What you should do – Below is a listing. Gather each line of it that contains "header".

Extracted information –

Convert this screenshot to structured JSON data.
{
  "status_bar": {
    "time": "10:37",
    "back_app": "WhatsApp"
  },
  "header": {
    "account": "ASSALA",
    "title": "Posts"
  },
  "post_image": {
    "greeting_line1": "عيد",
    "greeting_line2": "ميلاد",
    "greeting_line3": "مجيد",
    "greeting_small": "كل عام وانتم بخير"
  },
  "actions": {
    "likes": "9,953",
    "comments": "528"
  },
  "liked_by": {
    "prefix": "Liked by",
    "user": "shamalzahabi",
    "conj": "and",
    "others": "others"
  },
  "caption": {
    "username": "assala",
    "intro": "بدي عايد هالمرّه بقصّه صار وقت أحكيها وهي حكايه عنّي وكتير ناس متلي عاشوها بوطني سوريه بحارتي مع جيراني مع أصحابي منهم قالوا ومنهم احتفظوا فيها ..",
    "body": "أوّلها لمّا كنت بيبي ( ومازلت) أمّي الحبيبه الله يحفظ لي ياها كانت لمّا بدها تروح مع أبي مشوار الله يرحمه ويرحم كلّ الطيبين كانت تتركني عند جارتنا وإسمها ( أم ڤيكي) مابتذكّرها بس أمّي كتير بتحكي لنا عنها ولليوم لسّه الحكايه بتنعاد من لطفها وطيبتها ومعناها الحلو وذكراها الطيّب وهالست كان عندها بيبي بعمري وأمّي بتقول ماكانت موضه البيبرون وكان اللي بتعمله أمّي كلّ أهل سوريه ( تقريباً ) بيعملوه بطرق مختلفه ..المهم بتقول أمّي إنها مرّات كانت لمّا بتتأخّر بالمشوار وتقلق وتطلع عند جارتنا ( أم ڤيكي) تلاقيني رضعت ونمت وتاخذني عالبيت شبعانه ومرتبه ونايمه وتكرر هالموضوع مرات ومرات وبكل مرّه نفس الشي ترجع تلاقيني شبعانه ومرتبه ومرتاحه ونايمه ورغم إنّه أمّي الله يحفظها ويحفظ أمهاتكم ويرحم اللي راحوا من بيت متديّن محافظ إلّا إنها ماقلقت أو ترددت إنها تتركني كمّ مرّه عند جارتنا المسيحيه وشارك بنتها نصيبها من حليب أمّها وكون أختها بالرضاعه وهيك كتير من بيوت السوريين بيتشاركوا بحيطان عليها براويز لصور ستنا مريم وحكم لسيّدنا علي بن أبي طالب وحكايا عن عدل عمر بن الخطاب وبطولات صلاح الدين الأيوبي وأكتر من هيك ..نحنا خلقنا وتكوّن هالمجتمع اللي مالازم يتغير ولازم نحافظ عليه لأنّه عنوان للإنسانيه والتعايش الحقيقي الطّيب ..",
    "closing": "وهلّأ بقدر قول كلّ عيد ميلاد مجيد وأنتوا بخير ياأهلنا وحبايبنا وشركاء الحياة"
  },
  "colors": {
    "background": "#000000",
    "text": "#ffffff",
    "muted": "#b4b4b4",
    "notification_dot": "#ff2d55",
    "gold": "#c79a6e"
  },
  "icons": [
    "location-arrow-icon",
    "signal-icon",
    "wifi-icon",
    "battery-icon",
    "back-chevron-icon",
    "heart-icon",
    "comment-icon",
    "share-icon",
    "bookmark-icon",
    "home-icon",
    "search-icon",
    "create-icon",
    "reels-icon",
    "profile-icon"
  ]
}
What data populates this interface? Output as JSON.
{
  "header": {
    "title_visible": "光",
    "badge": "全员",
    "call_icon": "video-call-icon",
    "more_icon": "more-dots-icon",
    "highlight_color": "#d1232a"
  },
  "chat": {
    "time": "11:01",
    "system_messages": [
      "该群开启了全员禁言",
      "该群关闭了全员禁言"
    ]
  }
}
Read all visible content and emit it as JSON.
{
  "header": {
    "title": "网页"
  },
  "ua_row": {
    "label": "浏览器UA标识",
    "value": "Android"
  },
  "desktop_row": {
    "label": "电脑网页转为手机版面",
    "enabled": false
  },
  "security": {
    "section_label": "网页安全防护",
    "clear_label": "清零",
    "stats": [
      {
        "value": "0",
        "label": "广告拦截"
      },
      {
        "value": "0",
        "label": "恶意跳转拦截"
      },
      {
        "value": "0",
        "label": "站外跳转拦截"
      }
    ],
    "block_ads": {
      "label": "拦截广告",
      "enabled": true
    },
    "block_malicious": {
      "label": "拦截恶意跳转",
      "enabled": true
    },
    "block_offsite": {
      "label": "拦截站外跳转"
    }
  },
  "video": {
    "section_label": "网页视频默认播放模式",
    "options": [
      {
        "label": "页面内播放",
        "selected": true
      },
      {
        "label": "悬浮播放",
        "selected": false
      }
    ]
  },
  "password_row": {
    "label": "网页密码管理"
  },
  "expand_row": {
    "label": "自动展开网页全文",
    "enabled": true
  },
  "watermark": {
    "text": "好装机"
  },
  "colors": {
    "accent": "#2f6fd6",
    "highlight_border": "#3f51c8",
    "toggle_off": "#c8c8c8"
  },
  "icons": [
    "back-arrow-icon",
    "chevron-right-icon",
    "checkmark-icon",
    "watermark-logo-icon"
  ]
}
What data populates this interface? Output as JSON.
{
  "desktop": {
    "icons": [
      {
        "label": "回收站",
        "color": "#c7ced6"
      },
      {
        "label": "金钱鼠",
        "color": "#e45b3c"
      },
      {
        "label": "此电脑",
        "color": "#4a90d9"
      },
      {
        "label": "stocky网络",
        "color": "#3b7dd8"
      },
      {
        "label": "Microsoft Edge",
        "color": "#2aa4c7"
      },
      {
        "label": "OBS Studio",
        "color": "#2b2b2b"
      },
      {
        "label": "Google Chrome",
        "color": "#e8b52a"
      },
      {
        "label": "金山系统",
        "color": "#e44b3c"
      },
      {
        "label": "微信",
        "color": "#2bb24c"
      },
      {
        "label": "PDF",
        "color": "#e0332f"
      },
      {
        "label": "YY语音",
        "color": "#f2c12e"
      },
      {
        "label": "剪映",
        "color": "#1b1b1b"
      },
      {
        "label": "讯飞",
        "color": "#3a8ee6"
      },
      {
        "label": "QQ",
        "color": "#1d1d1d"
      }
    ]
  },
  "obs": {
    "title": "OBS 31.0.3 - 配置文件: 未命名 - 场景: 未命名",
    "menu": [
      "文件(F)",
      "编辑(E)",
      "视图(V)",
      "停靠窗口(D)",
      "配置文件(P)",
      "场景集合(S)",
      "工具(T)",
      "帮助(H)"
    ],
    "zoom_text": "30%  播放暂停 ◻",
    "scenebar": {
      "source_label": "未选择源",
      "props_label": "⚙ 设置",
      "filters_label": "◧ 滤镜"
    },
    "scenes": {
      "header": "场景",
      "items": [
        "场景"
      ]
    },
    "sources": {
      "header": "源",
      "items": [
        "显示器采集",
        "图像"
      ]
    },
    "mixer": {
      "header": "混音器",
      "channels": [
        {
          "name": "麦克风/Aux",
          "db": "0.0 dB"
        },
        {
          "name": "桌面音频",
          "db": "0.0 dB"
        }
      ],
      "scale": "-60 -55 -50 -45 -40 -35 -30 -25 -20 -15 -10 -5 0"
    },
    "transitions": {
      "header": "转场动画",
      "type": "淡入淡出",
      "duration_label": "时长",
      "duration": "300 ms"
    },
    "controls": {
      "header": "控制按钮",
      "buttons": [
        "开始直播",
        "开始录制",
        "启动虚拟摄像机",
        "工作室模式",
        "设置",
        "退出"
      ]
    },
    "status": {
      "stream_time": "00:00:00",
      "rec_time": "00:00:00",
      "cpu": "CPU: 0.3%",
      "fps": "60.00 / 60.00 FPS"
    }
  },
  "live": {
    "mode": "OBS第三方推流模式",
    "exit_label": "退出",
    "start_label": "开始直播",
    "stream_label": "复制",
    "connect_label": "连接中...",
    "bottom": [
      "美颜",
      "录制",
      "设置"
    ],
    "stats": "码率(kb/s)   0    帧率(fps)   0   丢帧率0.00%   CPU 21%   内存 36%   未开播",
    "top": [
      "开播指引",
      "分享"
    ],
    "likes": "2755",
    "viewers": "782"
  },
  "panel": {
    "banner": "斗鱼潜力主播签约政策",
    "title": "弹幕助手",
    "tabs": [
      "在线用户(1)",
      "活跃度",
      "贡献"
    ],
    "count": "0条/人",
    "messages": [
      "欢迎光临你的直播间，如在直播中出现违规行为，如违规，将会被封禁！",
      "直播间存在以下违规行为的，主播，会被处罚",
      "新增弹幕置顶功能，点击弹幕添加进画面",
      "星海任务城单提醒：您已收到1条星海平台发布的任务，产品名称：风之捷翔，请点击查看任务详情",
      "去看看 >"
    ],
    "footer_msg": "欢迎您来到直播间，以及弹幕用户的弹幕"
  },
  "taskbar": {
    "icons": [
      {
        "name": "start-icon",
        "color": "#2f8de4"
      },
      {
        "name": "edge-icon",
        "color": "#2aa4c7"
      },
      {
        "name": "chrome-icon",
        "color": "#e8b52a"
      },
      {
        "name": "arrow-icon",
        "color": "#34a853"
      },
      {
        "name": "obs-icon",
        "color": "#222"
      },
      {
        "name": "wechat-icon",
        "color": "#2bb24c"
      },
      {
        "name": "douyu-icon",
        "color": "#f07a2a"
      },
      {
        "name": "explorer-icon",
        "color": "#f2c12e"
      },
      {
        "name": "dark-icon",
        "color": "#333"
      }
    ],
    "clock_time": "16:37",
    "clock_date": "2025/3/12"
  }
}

Correct output –
  "header": {
  "header": {
  "header": {
      "header": "场景",
      "header": "源",
      "header": "混音器",
      "header": "转场动画",
      "header": "控制按钮",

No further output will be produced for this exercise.